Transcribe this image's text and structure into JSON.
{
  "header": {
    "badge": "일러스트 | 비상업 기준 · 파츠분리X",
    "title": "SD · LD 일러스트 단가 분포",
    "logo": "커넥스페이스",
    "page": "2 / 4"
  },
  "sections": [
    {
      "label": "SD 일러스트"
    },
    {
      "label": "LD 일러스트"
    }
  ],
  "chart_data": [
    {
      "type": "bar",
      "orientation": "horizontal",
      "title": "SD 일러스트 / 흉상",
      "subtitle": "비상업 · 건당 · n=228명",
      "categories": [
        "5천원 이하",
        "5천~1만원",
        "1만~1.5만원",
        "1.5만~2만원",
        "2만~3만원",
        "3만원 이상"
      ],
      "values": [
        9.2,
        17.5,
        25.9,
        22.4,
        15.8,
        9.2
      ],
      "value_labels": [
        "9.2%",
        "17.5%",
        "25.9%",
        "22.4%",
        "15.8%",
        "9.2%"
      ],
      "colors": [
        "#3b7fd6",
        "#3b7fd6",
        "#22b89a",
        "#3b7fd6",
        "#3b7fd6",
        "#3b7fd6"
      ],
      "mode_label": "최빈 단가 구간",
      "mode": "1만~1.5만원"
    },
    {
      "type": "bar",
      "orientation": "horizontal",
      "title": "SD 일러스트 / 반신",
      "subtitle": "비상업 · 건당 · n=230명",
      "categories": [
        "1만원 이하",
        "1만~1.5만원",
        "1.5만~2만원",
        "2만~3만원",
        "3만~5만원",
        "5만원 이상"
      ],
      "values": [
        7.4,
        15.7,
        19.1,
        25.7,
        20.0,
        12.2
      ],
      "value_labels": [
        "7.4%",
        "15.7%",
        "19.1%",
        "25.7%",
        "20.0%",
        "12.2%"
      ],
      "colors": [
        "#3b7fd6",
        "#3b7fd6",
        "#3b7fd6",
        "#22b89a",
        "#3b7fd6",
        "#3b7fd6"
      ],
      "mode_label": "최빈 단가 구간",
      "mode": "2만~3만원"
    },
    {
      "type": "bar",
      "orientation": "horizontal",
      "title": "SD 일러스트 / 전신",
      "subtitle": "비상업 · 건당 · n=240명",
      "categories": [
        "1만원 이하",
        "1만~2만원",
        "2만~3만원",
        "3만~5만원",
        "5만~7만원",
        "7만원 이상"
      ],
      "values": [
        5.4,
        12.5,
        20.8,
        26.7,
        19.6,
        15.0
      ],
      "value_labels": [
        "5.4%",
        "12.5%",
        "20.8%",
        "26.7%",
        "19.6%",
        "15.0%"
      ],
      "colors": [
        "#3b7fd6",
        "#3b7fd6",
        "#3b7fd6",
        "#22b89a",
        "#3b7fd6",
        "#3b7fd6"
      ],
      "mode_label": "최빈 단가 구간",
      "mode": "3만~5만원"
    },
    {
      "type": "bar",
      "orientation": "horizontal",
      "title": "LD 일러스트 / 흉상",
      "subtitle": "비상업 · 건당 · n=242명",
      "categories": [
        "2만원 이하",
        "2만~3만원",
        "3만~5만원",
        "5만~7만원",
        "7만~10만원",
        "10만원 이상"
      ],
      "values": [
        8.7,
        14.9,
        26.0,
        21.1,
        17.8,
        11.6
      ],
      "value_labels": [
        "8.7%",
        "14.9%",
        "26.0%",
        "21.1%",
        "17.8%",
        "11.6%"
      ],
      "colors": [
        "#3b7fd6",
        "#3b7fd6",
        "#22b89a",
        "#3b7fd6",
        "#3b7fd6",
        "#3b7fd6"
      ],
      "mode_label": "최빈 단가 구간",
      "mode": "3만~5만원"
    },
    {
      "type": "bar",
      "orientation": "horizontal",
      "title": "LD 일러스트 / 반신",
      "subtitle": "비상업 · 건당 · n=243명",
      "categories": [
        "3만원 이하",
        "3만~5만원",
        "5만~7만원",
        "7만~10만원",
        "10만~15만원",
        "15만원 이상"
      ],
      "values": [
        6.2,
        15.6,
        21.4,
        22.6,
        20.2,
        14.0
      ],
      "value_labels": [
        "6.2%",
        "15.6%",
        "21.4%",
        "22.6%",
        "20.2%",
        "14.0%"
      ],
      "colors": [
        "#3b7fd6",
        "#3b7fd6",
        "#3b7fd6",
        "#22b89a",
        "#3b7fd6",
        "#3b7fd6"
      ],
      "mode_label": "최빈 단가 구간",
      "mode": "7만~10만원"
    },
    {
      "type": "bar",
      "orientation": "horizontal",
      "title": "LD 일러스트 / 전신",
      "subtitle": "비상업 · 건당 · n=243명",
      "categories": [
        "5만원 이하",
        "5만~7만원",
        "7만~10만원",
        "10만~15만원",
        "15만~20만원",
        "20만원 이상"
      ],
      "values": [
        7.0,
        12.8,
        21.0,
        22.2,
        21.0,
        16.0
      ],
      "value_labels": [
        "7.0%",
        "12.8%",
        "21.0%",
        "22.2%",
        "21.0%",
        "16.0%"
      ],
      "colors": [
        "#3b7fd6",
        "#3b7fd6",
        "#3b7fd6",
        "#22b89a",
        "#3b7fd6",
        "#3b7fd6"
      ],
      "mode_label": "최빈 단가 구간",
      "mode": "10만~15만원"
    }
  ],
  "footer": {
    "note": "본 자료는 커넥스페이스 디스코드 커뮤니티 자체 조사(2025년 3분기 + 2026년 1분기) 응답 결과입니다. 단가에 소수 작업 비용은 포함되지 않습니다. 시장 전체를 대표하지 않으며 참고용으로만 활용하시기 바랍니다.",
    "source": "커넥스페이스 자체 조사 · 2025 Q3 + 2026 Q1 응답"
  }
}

* * *

Problem description: Copy out the whole listing exactly; please set it all down.

Problem solution:
Transcribe this image's text and structure into JSON.
{
  "header": {
    "badge": "일러스트 | 비상업 기준 · 파츠분리X",
    "title": "SD · LD 일러스트 단가 분포",
    "logo": "커넥스페이스",
    "page": "2 / 4"
  },
  "sections": [
    {
      "label": "SD 일러스트"
    },
    {
      "label": "LD 일러스트"
    }
  ],
  "chart_data": [
    {
      "type": "bar",
      "orientation": "horizontal",
      "title": "SD 일러스트 / 흉상",
      "subtitle": "비상업 · 건당 · n=228명",
      "categories": [
        "5천원 이하",
        "5천~1만원",
        "1만~1.5만원",
        "1.5만~2만원",
        "2만~3만원",
        "3만원 이상"
      ],
      "values": [
        9.2,
        17.5,
        25.9,
        22.4,
        15.8,
        9.2
      ],
      "value_labels": [
        "9.2%",
        "17.5%",
        "25.9%",
        "22.4%",
        "15.8%",
        "9.2%"
      ],
      "colors": [
        "#3b7fd6",
        "#3b7fd6",
        "#22b89a",
        "#3b7fd6",
        "#3b7fd6",
        "#3b7fd6"
      ],
      "mode_label": "최빈 단가 구간",
      "mode": "1만~1.5만원"
    },
    {
      "type": "bar",
      "orientation": "horizontal",
      "title": "SD 일러스트 / 반신",
      "subtitle": "비상업 · 건당 · n=230명",
      "categories": [
        "1만원 이하",
        "1만~1.5만원",
        "1.5만~2만원",
        "2만~3만원",
        "3만~5만원",
        "5만원 이상"
      ],
      "values": [
        7.4,
        15.7,
        19.1,
        25.7,
        20.0,
        12.2
      ],
      "value_labels": [
        "7.4%",
        "15.7%",
        "19.1%",
        "25.7%",
        "20.0%",
        "12.2%"
      ],
      "colors": [
        "#3b7fd6",
        "#3b7fd6",
        "#3b7fd6",
        "#22b89a",
        "#3b7fd6",
        "#3b7fd6"
      ],
      "mode_label": "최빈 단가 구간",
      "mode": "2만~3만원"
    },
    {
      "type": "bar",
      "orientation": "horizontal",
      "title": "SD 일러스트 / 전신",
      "subtitle": "비상업 · 건당 · n=240명",
      "categories": [
        "1만원 이하",
        "1만~2만원",
        "2만~3만원",
        "3만~5만원",
        "5만~7만원",
        "7만원 이상"
      ],
      "values": [
        5.4,
        12.5,
        20.8,
        26.7,
        19.6,
        15.0
      ],
      "value_labels": [
        "5.4%",
        "12.5%",
        "20.8%",
        "26.7%",
        "19.6%",
        "15.0%"
      ],
      "colors": [
        "#3b7fd6",
        "#3b7fd6",
        "#3b7fd6",
        "#22b89a",
        "#3b7fd6",
        "#3b7fd6"
      ],
      "mode_label": "최빈 단가 구간",
      "mode": "3만~5만원"
    },
    {
      "type": "bar",
      "orientation": "horizontal",
      "title": "LD 일러스트 / 흉상",
      "subtitle": "비상업 · 건당 · n=242명",
      "categories": [
        "2만원 이하",
        "2만~3만원",
        "3만~5만원",
        "5만~7만원",
        "7만~10만원",
        "10만원 이상"
      ],
      "values": [
        8.7,
        14.9,
        26.0,
        21.1,
        17.8,
        11.6
      ],
      "value_labels": [
        "8.7%",
        "14.9%",
        "26.0%",
        "21.1%",
        "17.8%",
        "11.6%"
      ],
      "colors": [
        "#3b7fd6",
        "#3b7fd6",
        "#22b89a",
        "#3b7fd6",
        "#3b7fd6",
        "#3b7fd6"
      ],
      "mode_label": "최빈 단가 구간",
      "mode": "3만~5만원"
    },
    {
      "type": "bar",
      "orientation": "horizontal",
      "title": "LD 일러스트 / 반신",
      "subtitle": "비상업 · 건당 · n=243명",
      "categories": [
        "3만원 이하",
        "3만~5만원",
        "5만~7만원",
        "7만~10만원",
        "10만~15만원",
        "15만원 이상"
      ],
      "values": [
        6.2,
        15.6,
        21.4,
        22.6,
        20.2,
        14.0
      ],
      "value_labels": [
        "6.2%",
        "15.6%",
        "21.4%",
        "22.6%",
        "20.2%",
        "14.0%"
      ],
      "colors": [
        "#3b7fd6",
        "#3b7fd6",
        "#3b7fd6",
        "#22b89a",
        "#3b7fd6",
        "#3b7fd6"
      ],
      "mode_label": "최빈 단가 구간",
      "mode": "7만~10만원"
    },
    {
      "type": "bar",
      "orientation": "horizontal",
      "title": "LD 일러스트 / 전신",
      "subtitle": "비상업 · 건당 · n=243명",
      "categories": [
        "5만원 이하",
        "5만~7만원",
        "7만~10만원",
        "10만~15만원",
        "15만~20만원",
        "20만원 이상"
      ],
      "values": [
        7.0,
        12.8,
        21.0,
        22.2,
        21.0,
        16.0
      ],
      "value_labels": [
        "7.0%",
        "12.8%",
        "21.0%",
        "22.2%",
        "21.0%",
        "16.0%"
      ],
      "colors": [
        "#3b7fd6",
        "#3b7fd6",
        "#3b7fd6",
        "#22b89a",
        "#3b7fd6",
        "#3b7fd6"
      ],
      "mode_label": "최빈 단가 구간",
      "mode": "10만~15만원"
    }
  ],
  "footer": {
    "note": "본 자료는 커넥스페이스 디스코드 커뮤니티 자체 조사(2025년 3분기 + 2026년 1분기) 응답 결과입니다. 단가에 소수 작업 비용은 포함되지 않습니다. 시장 전체를 대표하지 않으며 참고용으로만 활용하시기 바랍니다.",
    "source": "커넥스페이스 자체 조사 · 2025 Q3 + 2026 Q1 응답"
  }
}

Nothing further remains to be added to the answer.